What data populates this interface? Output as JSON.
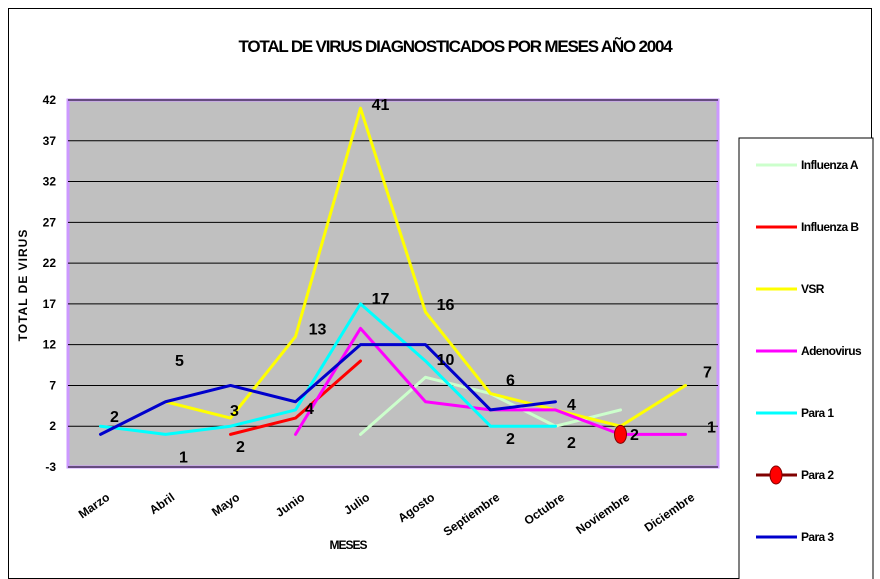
{
  "chart_data": {
    "type": "line",
    "title": "TOTAL DE VIRUS DIAGNOSTICADOS POR MESES AÑO 2004",
    "xlabel": "MESES",
    "ylabel": "TOTAL DE VIRUS",
    "ylim": [
      -3,
      42
    ],
    "yticks": [
      -3,
      2,
      7,
      12,
      17,
      22,
      27,
      32,
      37,
      42
    ],
    "grid": true,
    "legend_position": "right",
    "categories": [
      "Marzo",
      "Abril",
      "Mayo",
      "Junio",
      "Julio",
      "Agosto",
      "Septiembre",
      "Octubre",
      "Noviembre",
      "Diciembre"
    ],
    "series": [
      {
        "name": "Influenza A",
        "color": "#ccffcc",
        "marker": "none",
        "values": [
          null,
          null,
          null,
          null,
          1,
          8,
          6,
          2,
          4,
          null
        ]
      },
      {
        "name": "Influenza B",
        "color": "#ff0000",
        "marker": "none",
        "values": [
          null,
          null,
          1,
          3,
          10,
          null,
          null,
          null,
          null,
          null
        ]
      },
      {
        "name": "VSR",
        "color": "#ffff00",
        "marker": "none",
        "values": [
          null,
          5,
          3,
          13,
          41,
          16,
          6,
          4,
          2,
          7
        ]
      },
      {
        "name": "Adenovirus",
        "color": "#ff00ff",
        "marker": "none",
        "values": [
          null,
          null,
          null,
          1,
          14,
          5,
          4,
          4,
          1,
          1
        ]
      },
      {
        "name": "Para 1",
        "color": "#00ffff",
        "marker": "none",
        "values": [
          2,
          1,
          2,
          4,
          17,
          10,
          2,
          2,
          null,
          null
        ]
      },
      {
        "name": "Para 2",
        "color": "#800000",
        "marker": "circle",
        "marker_fill": "#ff0000",
        "values": [
          null,
          null,
          null,
          null,
          null,
          null,
          null,
          null,
          1,
          null
        ]
      },
      {
        "name": "Para 3",
        "color": "#0000cc",
        "marker": "none",
        "values": [
          1,
          5,
          7,
          5,
          12,
          12,
          4,
          5,
          null,
          null
        ]
      }
    ],
    "data_labels": [
      {
        "category": "Marzo",
        "value": 2,
        "text": "2"
      },
      {
        "category": "Abril",
        "value": 5,
        "text": "5"
      },
      {
        "category": "Abril",
        "value": 1,
        "text": "1"
      },
      {
        "category": "Mayo",
        "value": 3,
        "text": "3"
      },
      {
        "category": "Mayo",
        "value": 2,
        "text": "2"
      },
      {
        "category": "Junio",
        "value": 13,
        "text": "13"
      },
      {
        "category": "Junio",
        "value": 4,
        "text": "4"
      },
      {
        "category": "Julio",
        "value": 41,
        "text": "41"
      },
      {
        "category": "Julio",
        "value": 17,
        "text": "17"
      },
      {
        "category": "Agosto",
        "value": 16,
        "text": "16"
      },
      {
        "category": "Agosto",
        "value": 10,
        "text": "10"
      },
      {
        "category": "Septiembre",
        "value": 6,
        "text": "6"
      },
      {
        "category": "Septiembre",
        "value": 2,
        "text": "2"
      },
      {
        "category": "Octubre",
        "value": 4,
        "text": "4"
      },
      {
        "category": "Octubre",
        "value": 2,
        "text": "2"
      },
      {
        "category": "Noviembre",
        "value": 2,
        "text": "2"
      },
      {
        "category": "Diciembre",
        "value": 7,
        "text": "7"
      },
      {
        "category": "Diciembre",
        "value": 1,
        "text": "1"
      }
    ],
    "plot_background": "#c0c0c0",
    "plot_border": "#cc99ff"
  }
}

[Task statement] Return the entries exactly as given. Do not include pictures.

[Task response]
What data populates this interface? Output as JSON.
{
  "chart_data": {
    "type": "line",
    "title": "TOTAL DE VIRUS DIAGNOSTICADOS POR MESES AÑO 2004",
    "xlabel": "MESES",
    "ylabel": "TOTAL DE VIRUS",
    "ylim": [
      -3,
      42
    ],
    "yticks": [
      -3,
      2,
      7,
      12,
      17,
      22,
      27,
      32,
      37,
      42
    ],
    "grid": true,
    "legend_position": "right",
    "categories": [
      "Marzo",
      "Abril",
      "Mayo",
      "Junio",
      "Julio",
      "Agosto",
      "Septiembre",
      "Octubre",
      "Noviembre",
      "Diciembre"
    ],
    "series": [
      {
        "name": "Influenza A",
        "color": "#ccffcc",
        "marker": "none",
        "values": [
          null,
          null,
          null,
          null,
          1,
          8,
          6,
          2,
          4,
          null
        ]
      },
      {
        "name": "Influenza B",
        "color": "#ff0000",
        "marker": "none",
        "values": [
          null,
          null,
          1,
          3,
          10,
          null,
          null,
          null,
          null,
          null
        ]
      },
      {
        "name": "VSR",
        "color": "#ffff00",
        "marker": "none",
        "values": [
          null,
          5,
          3,
          13,
          41,
          16,
          6,
          4,
          2,
          7
        ]
      },
      {
        "name": "Adenovirus",
        "color": "#ff00ff",
        "marker": "none",
        "values": [
          null,
          null,
          null,
          1,
          14,
          5,
          4,
          4,
          1,
          1
        ]
      },
      {
        "name": "Para 1",
        "color": "#00ffff",
        "marker": "none",
        "values": [
          2,
          1,
          2,
          4,
          17,
          10,
          2,
          2,
          null,
          null
        ]
      },
      {
        "name": "Para 2",
        "color": "#800000",
        "marker": "circle",
        "marker_fill": "#ff0000",
        "values": [
          null,
          null,
          null,
          null,
          null,
          null,
          null,
          null,
          1,
          null
        ]
      },
      {
        "name": "Para 3",
        "color": "#0000cc",
        "marker": "none",
        "values": [
          1,
          5,
          7,
          5,
          12,
          12,
          4,
          5,
          null,
          null
        ]
      }
    ],
    "data_labels": [
      {
        "category": "Marzo",
        "value": 2,
        "text": "2"
      },
      {
        "category": "Abril",
        "value": 5,
        "text": "5"
      },
      {
        "category": "Abril",
        "value": 1,
        "text": "1"
      },
      {
        "category": "Mayo",
        "value": 3,
        "text": "3"
      },
      {
        "category": "Mayo",
        "value": 2,
        "text": "2"
      },
      {
        "category": "Junio",
        "value": 13,
        "text": "13"
      },
      {
        "category": "Junio",
        "value": 4,
        "text": "4"
      },
      {
        "category": "Julio",
        "value": 41,
        "text": "41"
      },
      {
        "category": "Julio",
        "value": 17,
        "text": "17"
      },
      {
        "category": "Agosto",
        "value": 16,
        "text": "16"
      },
      {
        "category": "Agosto",
        "value": 10,
        "text": "10"
      },
      {
        "category": "Septiembre",
        "value": 6,
        "text": "6"
      },
      {
        "category": "Septiembre",
        "value": 2,
        "text": "2"
      },
      {
        "category": "Octubre",
        "value": 4,
        "text": "4"
      },
      {
        "category": "Octubre",
        "value": 2,
        "text": "2"
      },
      {
        "category": "Noviembre",
        "value": 2,
        "text": "2"
      },
      {
        "category": "Diciembre",
        "value": 7,
        "text": "7"
      },
      {
        "category": "Diciembre",
        "value": 1,
        "text": "1"
      }
    ],
    "plot_background": "#c0c0c0",
    "plot_border": "#cc99ff"
  }
}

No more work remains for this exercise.